§ The problem: Find the lines containing "JSON" and say how many there are, with no other words.

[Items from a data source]

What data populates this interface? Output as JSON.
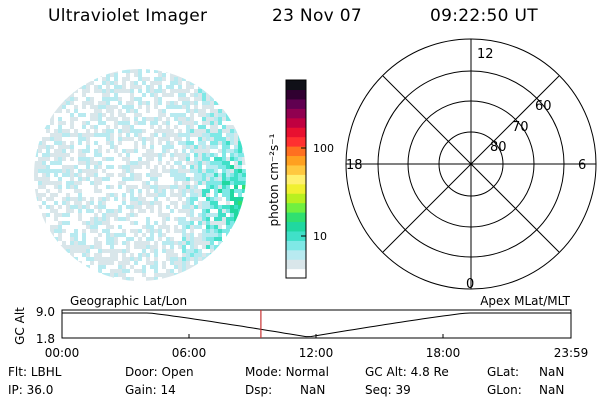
{
  "header": {
    "title": "Ultraviolet Imager",
    "date": "23 Nov 07",
    "time": "09:22:50 UT"
  },
  "colorbar": {
    "label": "photon cm⁻²s⁻¹",
    "ticks": [
      "100",
      "10"
    ],
    "colors": [
      "#ffffff",
      "#d9e6ea",
      "#b8eaf0",
      "#7fe8e6",
      "#40e0c8",
      "#20d8a0",
      "#30e070",
      "#70f040",
      "#b8f020",
      "#f0f030",
      "#fff070",
      "#ffc840",
      "#ffa020",
      "#ff7020",
      "#ff3030",
      "#e81030",
      "#c00040",
      "#900050",
      "#600050",
      "#300030",
      "#101018"
    ]
  },
  "polar": {
    "hours": [
      "12",
      "18",
      "6",
      "0"
    ],
    "lats": [
      "60",
      "70",
      "80"
    ]
  },
  "timeline": {
    "left_label": "Geographic Lat/Lon",
    "right_label": "Apex MLat/MLT",
    "y_axis_label": "GC Alt",
    "y_ticks": [
      "9.0",
      "1.8"
    ],
    "x_ticks": [
      "00:00",
      "06:00",
      "12:00",
      "18:00",
      "23:59"
    ],
    "marker_color": "#c83232",
    "marker_time_hours": 9.38
  },
  "info": {
    "row1": [
      {
        "label": "Flt:",
        "value": "LBHL"
      },
      {
        "label": "Door:",
        "value": "Open"
      },
      {
        "label": "Mode:",
        "value": "Normal"
      },
      {
        "label": "GC Alt:",
        "value": "4.8 Re"
      },
      {
        "label": "GLat:",
        "value": "NaN"
      }
    ],
    "row2": [
      {
        "label": "IP:",
        "value": "36.0"
      },
      {
        "label": "Gain:",
        "value": "14"
      },
      {
        "label": "Dsp:",
        "value": "NaN"
      },
      {
        "label": "Seq:",
        "value": "39"
      },
      {
        "label": "GLon:",
        "value": "NaN"
      }
    ]
  }
}
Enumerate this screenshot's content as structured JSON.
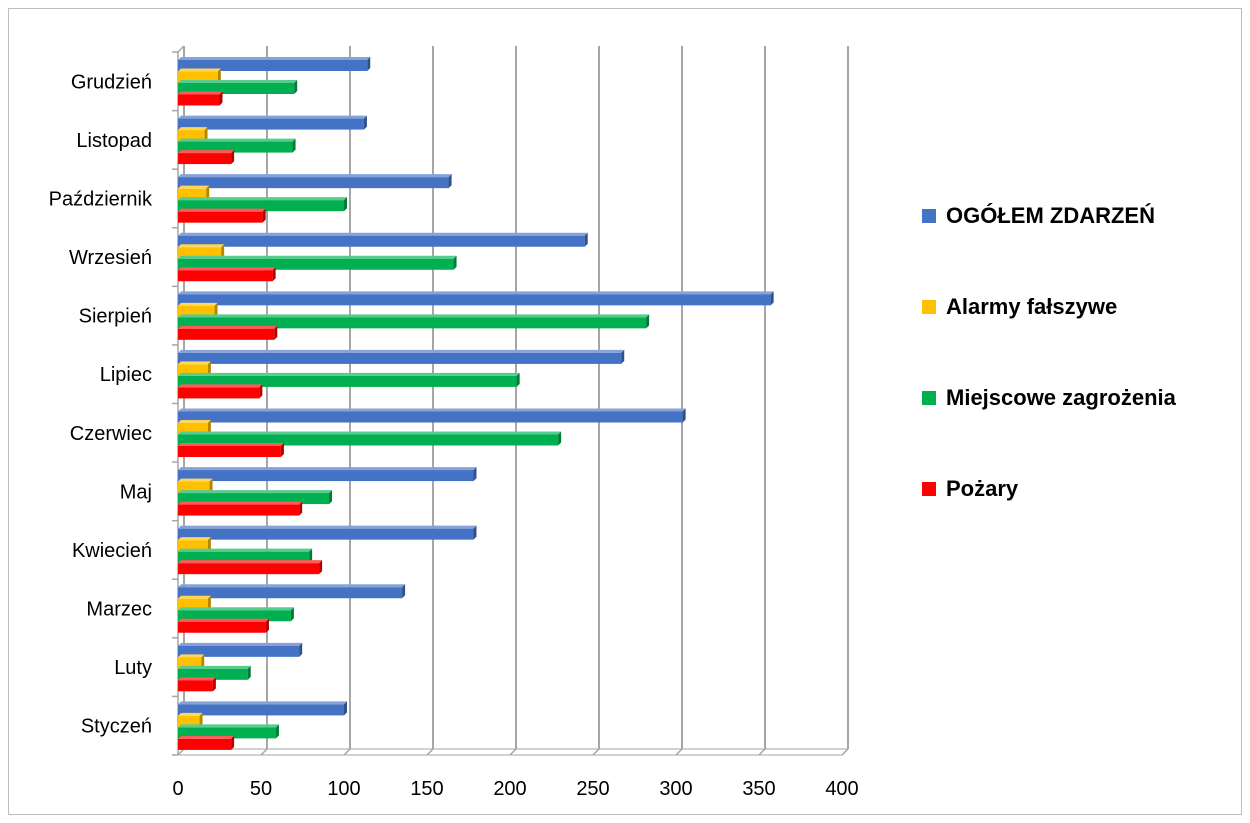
{
  "chart_data": {
    "type": "bar",
    "orientation": "horizontal",
    "categories": [
      "Styczeń",
      "Luty",
      "Marzec",
      "Kwiecień",
      "Maj",
      "Czerwiec",
      "Lipiec",
      "Sierpień",
      "Wrzesień",
      "Październik",
      "Listopad",
      "Grudzień"
    ],
    "series": [
      {
        "name": "OGÓŁEM ZDARZEŃ",
        "color": "#4472C4",
        "values": [
          100,
          73,
          135,
          178,
          178,
          304,
          267,
          357,
          245,
          163,
          112,
          114
        ]
      },
      {
        "name": "Alarmy fałszywe",
        "color": "#FFC000",
        "values": [
          13,
          14,
          18,
          18,
          19,
          18,
          18,
          22,
          26,
          17,
          16,
          24
        ]
      },
      {
        "name": "Miejscowe zagrożenia",
        "color": "#00B050",
        "values": [
          59,
          42,
          68,
          79,
          91,
          229,
          204,
          282,
          166,
          100,
          69,
          70
        ]
      },
      {
        "name": "Pożary",
        "color": "#FF0000",
        "values": [
          32,
          21,
          53,
          85,
          73,
          62,
          49,
          58,
          57,
          51,
          32,
          25
        ]
      }
    ],
    "xlim": [
      0,
      400
    ],
    "x_ticks": [
      "0",
      "50",
      "100",
      "150",
      "200",
      "250",
      "300",
      "350",
      "400"
    ],
    "grid": "vertical major gridlines",
    "legend_position": "right"
  }
}
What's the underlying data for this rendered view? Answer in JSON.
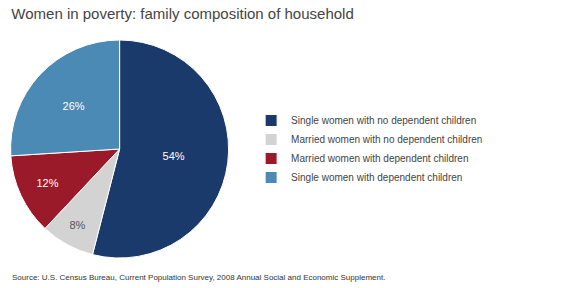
{
  "chart_data": {
    "type": "pie",
    "title": "Women in poverty: family composition of household",
    "categories": [
      "Single women with no dependent children",
      "Married women with no dependent children",
      "Married women with dependent children",
      "Single women with dependent children"
    ],
    "values": [
      54,
      8,
      12,
      26
    ],
    "value_labels": [
      "54%",
      "8%",
      "12%",
      "26%"
    ],
    "colors": [
      "#1a3a6b",
      "#d3d3d3",
      "#9b1a2a",
      "#4a8ab5"
    ],
    "data_labels": true,
    "legend": "right",
    "annotations": [
      "Source: U.S. Census Bureau, Current Population Survey, 2008 Annual Social and Economic Supplement."
    ]
  }
}
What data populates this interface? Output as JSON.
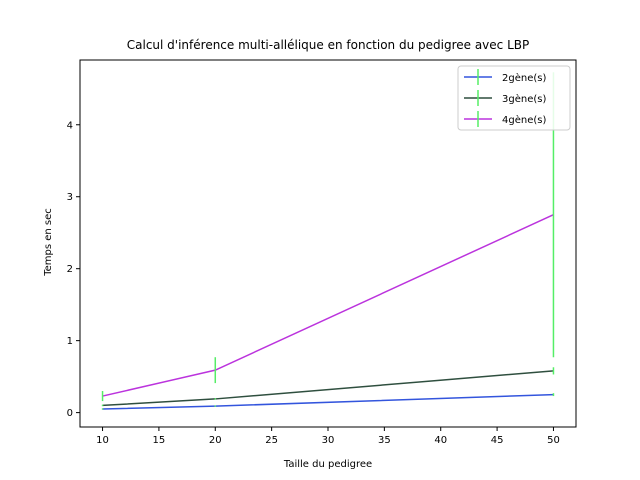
{
  "chart_data": {
    "type": "line",
    "title": "Calcul d'inférence multi-allélique en fonction du pedigree avec LBP",
    "xlabel": "Taille du pedigree",
    "ylabel": "Temps en sec",
    "x": [
      10,
      20,
      50
    ],
    "xlim": [
      8,
      52
    ],
    "ylim": [
      -0.2,
      4.9
    ],
    "xticks": [
      10,
      15,
      20,
      25,
      30,
      35,
      40,
      45,
      50
    ],
    "yticks": [
      0,
      1,
      2,
      3,
      4
    ],
    "grid": false,
    "legend_placement": "top-right",
    "error_bar_color": "#55ee66",
    "series": [
      {
        "name": "2gène(s)",
        "color": "#3355dd",
        "values": [
          0.05,
          0.09,
          0.25
        ],
        "errors": [
          0.01,
          0.01,
          0.02
        ]
      },
      {
        "name": "3gène(s)",
        "color": "#2f4f3f",
        "values": [
          0.1,
          0.19,
          0.58
        ],
        "errors": [
          0.01,
          0.01,
          0.05
        ]
      },
      {
        "name": "4gène(s)",
        "color": "#bb33dd",
        "values": [
          0.23,
          0.59,
          2.75
        ],
        "errors": [
          0.07,
          0.18,
          1.98
        ]
      }
    ]
  }
}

§ Written solution: 4